Your goal: Retype every entry word for word.

Task inputs:
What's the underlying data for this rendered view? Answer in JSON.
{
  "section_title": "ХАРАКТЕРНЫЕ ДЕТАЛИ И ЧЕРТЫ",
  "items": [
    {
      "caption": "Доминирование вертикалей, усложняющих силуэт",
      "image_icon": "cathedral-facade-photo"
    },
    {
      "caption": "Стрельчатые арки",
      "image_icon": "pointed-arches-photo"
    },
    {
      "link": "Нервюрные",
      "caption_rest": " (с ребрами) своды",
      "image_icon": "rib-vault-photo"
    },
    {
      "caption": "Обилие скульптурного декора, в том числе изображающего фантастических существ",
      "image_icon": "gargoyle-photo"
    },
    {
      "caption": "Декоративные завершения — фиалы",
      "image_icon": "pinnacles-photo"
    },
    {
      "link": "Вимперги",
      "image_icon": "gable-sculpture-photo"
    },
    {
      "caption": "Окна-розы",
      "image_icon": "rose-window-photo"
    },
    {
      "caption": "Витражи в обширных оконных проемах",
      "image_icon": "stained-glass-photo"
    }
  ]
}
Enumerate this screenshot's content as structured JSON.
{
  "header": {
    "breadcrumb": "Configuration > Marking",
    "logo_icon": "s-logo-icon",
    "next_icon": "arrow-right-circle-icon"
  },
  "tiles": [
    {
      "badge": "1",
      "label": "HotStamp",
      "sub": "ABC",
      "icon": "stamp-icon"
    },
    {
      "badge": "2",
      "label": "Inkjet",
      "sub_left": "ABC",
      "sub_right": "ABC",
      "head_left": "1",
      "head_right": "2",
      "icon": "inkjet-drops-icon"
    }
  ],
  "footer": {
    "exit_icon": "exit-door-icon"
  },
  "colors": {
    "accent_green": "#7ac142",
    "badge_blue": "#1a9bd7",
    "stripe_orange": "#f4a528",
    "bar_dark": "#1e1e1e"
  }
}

Response:
What's the underlying data for this rendered view? Answer in JSON.
{
  "section_title": "ХАРАКТЕРНЫЕ ДЕТАЛИ И ЧЕРТЫ",
  "items": [
    {
      "caption": "Доминирование вертикалей, усложняющих силуэт",
      "image_icon": "cathedral-facade-photo"
    },
    {
      "caption": "Стрельчатые арки",
      "image_icon": "pointed-arches-photo"
    },
    {
      "link": "Нервюрные",
      "caption_rest": " (с ребрами) своды",
      "image_icon": "rib-vault-photo"
    },
    {
      "caption": "Обилие скульптурного декора, в том числе изображающего фантастических существ",
      "image_icon": "gargoyle-photo"
    },
    {
      "caption": "Декоративные завершения — фиалы",
      "image_icon": "pinnacles-photo"
    },
    {
      "link": "Вимперги",
      "image_icon": "gable-sculpture-photo"
    },
    {
      "caption": "Окна-розы",
      "image_icon": "rose-window-photo"
    },
    {
      "caption": "Витражи в обширных оконных проемах",
      "image_icon": "stained-glass-photo"
    }
  ]
}
Enumerate this screenshot's content as structured JSON.
{
  "header": {
    "breadcrumb": "Configuration > Marking",
    "logo_icon": "s-logo-icon",
    "next_icon": "arrow-right-circle-icon"
  },
  "tiles": [
    {
      "badge": "1",
      "label": "HotStamp",
      "sub": "ABC",
      "icon": "stamp-icon"
    },
    {
      "badge": "2",
      "label": "Inkjet",
      "sub_left": "ABC",
      "sub_right": "ABC",
      "head_left": "1",
      "head_right": "2",
      "icon": "inkjet-drops-icon"
    }
  ],
  "footer": {
    "exit_icon": "exit-door-icon"
  },
  "colors": {
    "accent_green": "#7ac142",
    "badge_blue": "#1a9bd7",
    "stripe_orange": "#f4a528",
    "bar_dark": "#1e1e1e"
  }
}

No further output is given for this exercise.